# YOUR OBJECTIVE
Would you restate all the data that follows, word for word?
---------------
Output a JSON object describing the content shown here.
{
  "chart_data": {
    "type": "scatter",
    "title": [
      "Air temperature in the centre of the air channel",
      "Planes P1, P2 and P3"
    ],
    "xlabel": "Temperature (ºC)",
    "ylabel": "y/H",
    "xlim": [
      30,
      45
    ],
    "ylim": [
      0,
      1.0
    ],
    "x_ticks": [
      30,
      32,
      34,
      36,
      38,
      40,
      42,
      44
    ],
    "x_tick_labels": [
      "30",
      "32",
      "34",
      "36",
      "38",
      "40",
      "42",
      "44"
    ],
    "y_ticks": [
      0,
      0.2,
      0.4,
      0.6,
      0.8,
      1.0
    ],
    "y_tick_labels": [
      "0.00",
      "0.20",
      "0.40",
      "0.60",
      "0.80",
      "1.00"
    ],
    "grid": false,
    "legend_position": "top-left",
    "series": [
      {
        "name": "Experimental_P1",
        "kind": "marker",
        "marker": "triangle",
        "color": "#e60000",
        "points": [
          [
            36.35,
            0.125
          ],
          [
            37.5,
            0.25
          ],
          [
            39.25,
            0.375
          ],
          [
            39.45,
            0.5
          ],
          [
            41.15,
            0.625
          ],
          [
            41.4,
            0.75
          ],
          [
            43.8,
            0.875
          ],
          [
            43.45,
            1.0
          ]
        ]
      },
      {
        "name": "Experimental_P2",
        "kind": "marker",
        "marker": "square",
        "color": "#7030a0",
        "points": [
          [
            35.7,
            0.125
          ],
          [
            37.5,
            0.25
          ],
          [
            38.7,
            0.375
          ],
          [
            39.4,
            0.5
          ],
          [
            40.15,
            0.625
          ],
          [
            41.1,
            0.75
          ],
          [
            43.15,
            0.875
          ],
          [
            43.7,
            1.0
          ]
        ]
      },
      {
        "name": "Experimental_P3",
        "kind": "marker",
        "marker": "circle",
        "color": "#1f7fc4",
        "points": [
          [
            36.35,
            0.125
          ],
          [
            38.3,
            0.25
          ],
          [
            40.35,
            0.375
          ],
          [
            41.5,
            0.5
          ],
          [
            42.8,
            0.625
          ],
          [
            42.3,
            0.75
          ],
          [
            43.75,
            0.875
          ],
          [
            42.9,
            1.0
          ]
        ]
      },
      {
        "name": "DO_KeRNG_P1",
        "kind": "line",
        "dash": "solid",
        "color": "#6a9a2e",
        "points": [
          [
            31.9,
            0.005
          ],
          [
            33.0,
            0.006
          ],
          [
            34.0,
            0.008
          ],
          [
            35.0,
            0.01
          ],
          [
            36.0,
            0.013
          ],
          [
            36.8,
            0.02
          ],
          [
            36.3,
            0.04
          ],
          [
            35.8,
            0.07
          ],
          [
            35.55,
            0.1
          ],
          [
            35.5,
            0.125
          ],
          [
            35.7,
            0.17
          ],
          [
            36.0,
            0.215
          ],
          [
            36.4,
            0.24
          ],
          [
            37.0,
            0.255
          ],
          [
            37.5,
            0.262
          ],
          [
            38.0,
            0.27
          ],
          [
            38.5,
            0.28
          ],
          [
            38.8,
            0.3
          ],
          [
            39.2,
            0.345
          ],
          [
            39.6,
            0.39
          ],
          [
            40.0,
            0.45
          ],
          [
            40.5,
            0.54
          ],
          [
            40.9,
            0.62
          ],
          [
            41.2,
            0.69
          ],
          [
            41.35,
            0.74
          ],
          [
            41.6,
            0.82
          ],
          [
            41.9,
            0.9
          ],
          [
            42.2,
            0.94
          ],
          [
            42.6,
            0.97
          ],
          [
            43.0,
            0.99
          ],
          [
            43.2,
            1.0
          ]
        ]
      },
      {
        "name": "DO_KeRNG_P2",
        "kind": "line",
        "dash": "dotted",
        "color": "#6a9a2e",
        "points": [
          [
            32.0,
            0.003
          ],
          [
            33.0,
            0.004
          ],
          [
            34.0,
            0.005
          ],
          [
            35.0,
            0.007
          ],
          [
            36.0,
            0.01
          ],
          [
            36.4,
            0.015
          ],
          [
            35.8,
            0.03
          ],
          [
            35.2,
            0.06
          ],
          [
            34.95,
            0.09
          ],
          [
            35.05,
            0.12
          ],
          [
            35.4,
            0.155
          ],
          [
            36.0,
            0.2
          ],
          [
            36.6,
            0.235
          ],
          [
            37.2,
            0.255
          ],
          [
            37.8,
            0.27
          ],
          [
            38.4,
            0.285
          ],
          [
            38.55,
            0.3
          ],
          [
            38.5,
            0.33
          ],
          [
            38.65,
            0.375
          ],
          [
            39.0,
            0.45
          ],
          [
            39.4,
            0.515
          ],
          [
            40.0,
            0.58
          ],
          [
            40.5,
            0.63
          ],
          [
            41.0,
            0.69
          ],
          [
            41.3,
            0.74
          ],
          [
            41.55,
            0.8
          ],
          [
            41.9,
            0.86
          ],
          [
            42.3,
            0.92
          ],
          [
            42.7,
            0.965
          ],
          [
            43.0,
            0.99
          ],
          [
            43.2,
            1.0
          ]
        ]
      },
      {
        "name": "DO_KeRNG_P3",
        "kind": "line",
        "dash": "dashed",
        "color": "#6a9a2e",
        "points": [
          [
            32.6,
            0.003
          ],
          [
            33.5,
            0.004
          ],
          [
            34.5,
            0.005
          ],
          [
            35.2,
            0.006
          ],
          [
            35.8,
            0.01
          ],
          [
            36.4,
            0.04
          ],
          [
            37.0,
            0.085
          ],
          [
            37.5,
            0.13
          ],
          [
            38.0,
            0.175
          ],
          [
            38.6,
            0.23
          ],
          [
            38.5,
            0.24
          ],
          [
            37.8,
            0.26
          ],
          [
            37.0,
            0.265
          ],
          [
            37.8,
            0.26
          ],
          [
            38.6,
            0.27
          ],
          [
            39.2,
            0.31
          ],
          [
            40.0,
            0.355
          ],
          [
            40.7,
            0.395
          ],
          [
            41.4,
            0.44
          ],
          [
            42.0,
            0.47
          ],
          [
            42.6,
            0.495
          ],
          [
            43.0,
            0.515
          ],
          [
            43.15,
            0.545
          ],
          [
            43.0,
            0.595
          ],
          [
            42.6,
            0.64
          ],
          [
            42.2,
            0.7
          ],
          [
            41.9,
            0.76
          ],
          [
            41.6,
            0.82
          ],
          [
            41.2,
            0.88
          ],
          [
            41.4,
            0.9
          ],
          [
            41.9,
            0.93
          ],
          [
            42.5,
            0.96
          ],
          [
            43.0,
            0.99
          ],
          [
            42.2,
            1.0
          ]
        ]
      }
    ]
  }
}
---------------
# REPLY TO THE EXERCISE
Output a JSON object describing the content shown here.
{
  "chart_data": {
    "type": "scatter",
    "title": [
      "Air temperature in the centre of the air channel",
      "Planes P1, P2 and P3"
    ],
    "xlabel": "Temperature (ºC)",
    "ylabel": "y/H",
    "xlim": [
      30,
      45
    ],
    "ylim": [
      0,
      1.0
    ],
    "x_ticks": [
      30,
      32,
      34,
      36,
      38,
      40,
      42,
      44
    ],
    "x_tick_labels": [
      "30",
      "32",
      "34",
      "36",
      "38",
      "40",
      "42",
      "44"
    ],
    "y_ticks": [
      0,
      0.2,
      0.4,
      0.6,
      0.8,
      1.0
    ],
    "y_tick_labels": [
      "0.00",
      "0.20",
      "0.40",
      "0.60",
      "0.80",
      "1.00"
    ],
    "grid": false,
    "legend_position": "top-left",
    "series": [
      {
        "name": "Experimental_P1",
        "kind": "marker",
        "marker": "triangle",
        "color": "#e60000",
        "points": [
          [
            36.35,
            0.125
          ],
          [
            37.5,
            0.25
          ],
          [
            39.25,
            0.375
          ],
          [
            39.45,
            0.5
          ],
          [
            41.15,
            0.625
          ],
          [
            41.4,
            0.75
          ],
          [
            43.8,
            0.875
          ],
          [
            43.45,
            1.0
          ]
        ]
      },
      {
        "name": "Experimental_P2",
        "kind": "marker",
        "marker": "square",
        "color": "#7030a0",
        "points": [
          [
            35.7,
            0.125
          ],
          [
            37.5,
            0.25
          ],
          [
            38.7,
            0.375
          ],
          [
            39.4,
            0.5
          ],
          [
            40.15,
            0.625
          ],
          [
            41.1,
            0.75
          ],
          [
            43.15,
            0.875
          ],
          [
            43.7,
            1.0
          ]
        ]
      },
      {
        "name": "Experimental_P3",
        "kind": "marker",
        "marker": "circle",
        "color": "#1f7fc4",
        "points": [
          [
            36.35,
            0.125
          ],
          [
            38.3,
            0.25
          ],
          [
            40.35,
            0.375
          ],
          [
            41.5,
            0.5
          ],
          [
            42.8,
            0.625
          ],
          [
            42.3,
            0.75
          ],
          [
            43.75,
            0.875
          ],
          [
            42.9,
            1.0
          ]
        ]
      },
      {
        "name": "DO_KeRNG_P1",
        "kind": "line",
        "dash": "solid",
        "color": "#6a9a2e",
        "points": [
          [
            31.9,
            0.005
          ],
          [
            33.0,
            0.006
          ],
          [
            34.0,
            0.008
          ],
          [
            35.0,
            0.01
          ],
          [
            36.0,
            0.013
          ],
          [
            36.8,
            0.02
          ],
          [
            36.3,
            0.04
          ],
          [
            35.8,
            0.07
          ],
          [
            35.55,
            0.1
          ],
          [
            35.5,
            0.125
          ],
          [
            35.7,
            0.17
          ],
          [
            36.0,
            0.215
          ],
          [
            36.4,
            0.24
          ],
          [
            37.0,
            0.255
          ],
          [
            37.5,
            0.262
          ],
          [
            38.0,
            0.27
          ],
          [
            38.5,
            0.28
          ],
          [
            38.8,
            0.3
          ],
          [
            39.2,
            0.345
          ],
          [
            39.6,
            0.39
          ],
          [
            40.0,
            0.45
          ],
          [
            40.5,
            0.54
          ],
          [
            40.9,
            0.62
          ],
          [
            41.2,
            0.69
          ],
          [
            41.35,
            0.74
          ],
          [
            41.6,
            0.82
          ],
          [
            41.9,
            0.9
          ],
          [
            42.2,
            0.94
          ],
          [
            42.6,
            0.97
          ],
          [
            43.0,
            0.99
          ],
          [
            43.2,
            1.0
          ]
        ]
      },
      {
        "name": "DO_KeRNG_P2",
        "kind": "line",
        "dash": "dotted",
        "color": "#6a9a2e",
        "points": [
          [
            32.0,
            0.003
          ],
          [
            33.0,
            0.004
          ],
          [
            34.0,
            0.005
          ],
          [
            35.0,
            0.007
          ],
          [
            36.0,
            0.01
          ],
          [
            36.4,
            0.015
          ],
          [
            35.8,
            0.03
          ],
          [
            35.2,
            0.06
          ],
          [
            34.95,
            0.09
          ],
          [
            35.05,
            0.12
          ],
          [
            35.4,
            0.155
          ],
          [
            36.0,
            0.2
          ],
          [
            36.6,
            0.235
          ],
          [
            37.2,
            0.255
          ],
          [
            37.8,
            0.27
          ],
          [
            38.4,
            0.285
          ],
          [
            38.55,
            0.3
          ],
          [
            38.5,
            0.33
          ],
          [
            38.65,
            0.375
          ],
          [
            39.0,
            0.45
          ],
          [
            39.4,
            0.515
          ],
          [
            40.0,
            0.58
          ],
          [
            40.5,
            0.63
          ],
          [
            41.0,
            0.69
          ],
          [
            41.3,
            0.74
          ],
          [
            41.55,
            0.8
          ],
          [
            41.9,
            0.86
          ],
          [
            42.3,
            0.92
          ],
          [
            42.7,
            0.965
          ],
          [
            43.0,
            0.99
          ],
          [
            43.2,
            1.0
          ]
        ]
      },
      {
        "name": "DO_KeRNG_P3",
        "kind": "line",
        "dash": "dashed",
        "color": "#6a9a2e",
        "points": [
          [
            32.6,
            0.003
          ],
          [
            33.5,
            0.004
          ],
          [
            34.5,
            0.005
          ],
          [
            35.2,
            0.006
          ],
          [
            35.8,
            0.01
          ],
          [
            36.4,
            0.04
          ],
          [
            37.0,
            0.085
          ],
          [
            37.5,
            0.13
          ],
          [
            38.0,
            0.175
          ],
          [
            38.6,
            0.23
          ],
          [
            38.5,
            0.24
          ],
          [
            37.8,
            0.26
          ],
          [
            37.0,
            0.265
          ],
          [
            37.8,
            0.26
          ],
          [
            38.6,
            0.27
          ],
          [
            39.2,
            0.31
          ],
          [
            40.0,
            0.355
          ],
          [
            40.7,
            0.395
          ],
          [
            41.4,
            0.44
          ],
          [
            42.0,
            0.47
          ],
          [
            42.6,
            0.495
          ],
          [
            43.0,
            0.515
          ],
          [
            43.15,
            0.545
          ],
          [
            43.0,
            0.595
          ],
          [
            42.6,
            0.64
          ],
          [
            42.2,
            0.7
          ],
          [
            41.9,
            0.76
          ],
          [
            41.6,
            0.82
          ],
          [
            41.2,
            0.88
          ],
          [
            41.4,
            0.9
          ],
          [
            41.9,
            0.93
          ],
          [
            42.5,
            0.96
          ],
          [
            43.0,
            0.99
          ],
          [
            42.2,
            1.0
          ]
        ]
      }
    ]
  }
}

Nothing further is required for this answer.